**What this task involves**
Search the material below for the string "name" and list each line that holds it.

**Available data**
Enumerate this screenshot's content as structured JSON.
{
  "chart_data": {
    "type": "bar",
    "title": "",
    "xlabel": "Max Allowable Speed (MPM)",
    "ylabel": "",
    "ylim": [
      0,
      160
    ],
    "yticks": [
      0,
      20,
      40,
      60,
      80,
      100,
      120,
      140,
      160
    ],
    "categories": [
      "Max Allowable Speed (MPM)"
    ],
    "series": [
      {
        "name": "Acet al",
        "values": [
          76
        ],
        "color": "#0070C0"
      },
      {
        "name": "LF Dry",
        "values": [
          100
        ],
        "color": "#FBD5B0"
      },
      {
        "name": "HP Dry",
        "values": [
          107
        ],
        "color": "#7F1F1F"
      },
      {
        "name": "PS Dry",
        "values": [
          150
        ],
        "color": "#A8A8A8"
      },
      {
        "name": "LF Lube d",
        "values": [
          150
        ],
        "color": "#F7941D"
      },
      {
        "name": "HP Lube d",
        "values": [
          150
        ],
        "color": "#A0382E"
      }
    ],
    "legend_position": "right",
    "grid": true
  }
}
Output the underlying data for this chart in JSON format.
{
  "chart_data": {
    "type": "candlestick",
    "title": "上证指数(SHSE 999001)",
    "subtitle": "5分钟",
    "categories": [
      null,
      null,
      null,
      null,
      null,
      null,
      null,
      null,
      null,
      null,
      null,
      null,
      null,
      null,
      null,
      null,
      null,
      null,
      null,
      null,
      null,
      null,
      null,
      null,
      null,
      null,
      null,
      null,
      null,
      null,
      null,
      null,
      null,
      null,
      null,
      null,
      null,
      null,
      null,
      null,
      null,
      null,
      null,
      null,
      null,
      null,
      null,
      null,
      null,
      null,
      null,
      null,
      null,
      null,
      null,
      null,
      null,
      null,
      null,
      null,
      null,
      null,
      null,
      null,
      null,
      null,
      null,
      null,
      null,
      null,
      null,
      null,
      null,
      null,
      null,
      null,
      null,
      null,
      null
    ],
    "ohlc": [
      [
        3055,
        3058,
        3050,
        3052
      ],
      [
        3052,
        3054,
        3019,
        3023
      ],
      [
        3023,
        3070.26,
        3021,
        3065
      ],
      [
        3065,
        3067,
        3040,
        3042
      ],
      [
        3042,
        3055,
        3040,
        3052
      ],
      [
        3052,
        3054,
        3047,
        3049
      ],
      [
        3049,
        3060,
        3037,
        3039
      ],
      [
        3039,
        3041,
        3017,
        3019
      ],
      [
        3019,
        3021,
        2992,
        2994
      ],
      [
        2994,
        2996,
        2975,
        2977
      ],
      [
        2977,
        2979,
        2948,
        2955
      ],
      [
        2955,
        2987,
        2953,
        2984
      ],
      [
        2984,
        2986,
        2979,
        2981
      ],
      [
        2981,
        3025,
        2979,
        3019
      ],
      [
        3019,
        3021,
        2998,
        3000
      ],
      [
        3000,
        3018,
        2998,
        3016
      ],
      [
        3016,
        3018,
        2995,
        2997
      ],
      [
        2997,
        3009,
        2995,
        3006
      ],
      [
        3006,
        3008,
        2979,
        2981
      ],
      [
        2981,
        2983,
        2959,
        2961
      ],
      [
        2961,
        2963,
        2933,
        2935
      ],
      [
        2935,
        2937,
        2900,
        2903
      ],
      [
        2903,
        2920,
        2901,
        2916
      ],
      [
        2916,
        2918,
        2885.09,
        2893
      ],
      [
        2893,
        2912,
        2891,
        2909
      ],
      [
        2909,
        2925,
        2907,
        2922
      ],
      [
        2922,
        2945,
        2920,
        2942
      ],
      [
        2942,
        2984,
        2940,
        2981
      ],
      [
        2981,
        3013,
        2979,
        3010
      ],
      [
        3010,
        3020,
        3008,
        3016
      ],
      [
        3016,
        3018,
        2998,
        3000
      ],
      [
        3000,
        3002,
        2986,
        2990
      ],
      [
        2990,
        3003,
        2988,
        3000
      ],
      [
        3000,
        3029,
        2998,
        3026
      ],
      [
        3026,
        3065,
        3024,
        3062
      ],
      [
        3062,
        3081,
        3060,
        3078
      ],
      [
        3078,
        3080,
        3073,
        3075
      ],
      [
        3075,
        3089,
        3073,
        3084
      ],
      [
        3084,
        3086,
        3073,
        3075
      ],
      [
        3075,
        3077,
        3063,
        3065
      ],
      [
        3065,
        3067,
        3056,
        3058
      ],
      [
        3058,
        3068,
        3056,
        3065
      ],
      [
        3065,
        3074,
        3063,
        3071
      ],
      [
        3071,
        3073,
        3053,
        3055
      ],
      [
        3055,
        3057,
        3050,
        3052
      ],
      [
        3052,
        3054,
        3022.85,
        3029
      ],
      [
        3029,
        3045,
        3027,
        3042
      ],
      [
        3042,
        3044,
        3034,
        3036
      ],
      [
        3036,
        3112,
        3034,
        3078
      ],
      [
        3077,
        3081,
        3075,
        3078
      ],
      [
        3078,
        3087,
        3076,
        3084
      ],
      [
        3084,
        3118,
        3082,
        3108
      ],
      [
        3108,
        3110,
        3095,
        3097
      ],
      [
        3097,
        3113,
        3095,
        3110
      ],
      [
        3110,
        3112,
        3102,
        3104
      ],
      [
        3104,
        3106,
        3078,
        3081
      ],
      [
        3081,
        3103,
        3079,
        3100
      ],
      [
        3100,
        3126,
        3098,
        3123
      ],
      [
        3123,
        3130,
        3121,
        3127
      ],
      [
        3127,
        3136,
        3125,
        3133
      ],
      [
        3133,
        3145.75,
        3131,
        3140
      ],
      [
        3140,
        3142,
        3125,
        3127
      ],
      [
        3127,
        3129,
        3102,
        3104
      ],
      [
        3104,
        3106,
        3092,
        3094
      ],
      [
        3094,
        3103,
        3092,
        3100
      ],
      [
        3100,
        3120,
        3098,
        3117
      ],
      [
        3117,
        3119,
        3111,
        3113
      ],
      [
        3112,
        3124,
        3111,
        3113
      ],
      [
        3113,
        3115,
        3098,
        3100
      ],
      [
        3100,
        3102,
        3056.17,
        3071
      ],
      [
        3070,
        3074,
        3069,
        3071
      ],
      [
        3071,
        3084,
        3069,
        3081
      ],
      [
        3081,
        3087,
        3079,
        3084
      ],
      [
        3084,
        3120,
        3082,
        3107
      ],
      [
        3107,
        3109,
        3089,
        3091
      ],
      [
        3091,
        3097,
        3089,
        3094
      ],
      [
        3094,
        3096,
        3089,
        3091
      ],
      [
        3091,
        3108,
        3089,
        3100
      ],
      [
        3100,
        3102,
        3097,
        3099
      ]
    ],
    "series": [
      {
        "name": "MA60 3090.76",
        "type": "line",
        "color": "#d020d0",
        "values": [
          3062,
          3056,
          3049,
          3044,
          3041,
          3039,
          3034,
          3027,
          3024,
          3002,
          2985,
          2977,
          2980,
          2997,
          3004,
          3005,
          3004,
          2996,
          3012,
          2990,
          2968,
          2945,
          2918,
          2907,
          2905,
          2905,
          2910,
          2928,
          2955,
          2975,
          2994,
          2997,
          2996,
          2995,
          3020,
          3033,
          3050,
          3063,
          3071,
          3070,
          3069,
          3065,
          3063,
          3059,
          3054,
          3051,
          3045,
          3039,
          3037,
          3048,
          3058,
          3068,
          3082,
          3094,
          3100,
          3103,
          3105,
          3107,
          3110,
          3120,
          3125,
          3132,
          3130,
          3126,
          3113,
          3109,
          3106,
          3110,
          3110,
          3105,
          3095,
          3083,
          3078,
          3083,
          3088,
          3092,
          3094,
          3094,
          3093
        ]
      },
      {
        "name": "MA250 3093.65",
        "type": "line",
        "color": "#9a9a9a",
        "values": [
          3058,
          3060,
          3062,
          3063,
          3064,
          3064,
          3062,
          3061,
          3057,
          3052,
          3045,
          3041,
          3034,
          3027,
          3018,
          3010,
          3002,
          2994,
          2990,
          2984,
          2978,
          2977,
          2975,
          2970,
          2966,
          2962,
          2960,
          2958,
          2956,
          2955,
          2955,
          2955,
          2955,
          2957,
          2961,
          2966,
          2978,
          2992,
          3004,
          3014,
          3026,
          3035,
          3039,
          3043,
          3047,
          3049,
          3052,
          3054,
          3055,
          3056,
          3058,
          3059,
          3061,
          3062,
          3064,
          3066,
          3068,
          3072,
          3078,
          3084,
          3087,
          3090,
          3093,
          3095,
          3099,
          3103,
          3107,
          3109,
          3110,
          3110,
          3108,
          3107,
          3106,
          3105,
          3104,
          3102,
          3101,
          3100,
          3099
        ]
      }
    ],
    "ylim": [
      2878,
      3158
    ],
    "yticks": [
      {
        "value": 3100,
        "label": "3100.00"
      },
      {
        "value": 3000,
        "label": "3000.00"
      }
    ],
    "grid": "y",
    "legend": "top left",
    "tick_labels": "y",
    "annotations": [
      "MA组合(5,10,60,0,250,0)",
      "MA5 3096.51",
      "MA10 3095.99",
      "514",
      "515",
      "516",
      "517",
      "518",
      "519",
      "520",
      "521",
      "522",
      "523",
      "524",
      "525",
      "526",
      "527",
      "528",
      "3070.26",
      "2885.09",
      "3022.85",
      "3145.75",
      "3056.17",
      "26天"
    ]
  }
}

**Response**
        "name": "Acet al",
        "name": "LF Dry",
        "name": "HP Dry",
        "name": "PS Dry",
        "name": "LF Lube d",
        "name": "HP Lube d",
        "name": "MA60 3090.76",
        "name": "MA250 3093.65",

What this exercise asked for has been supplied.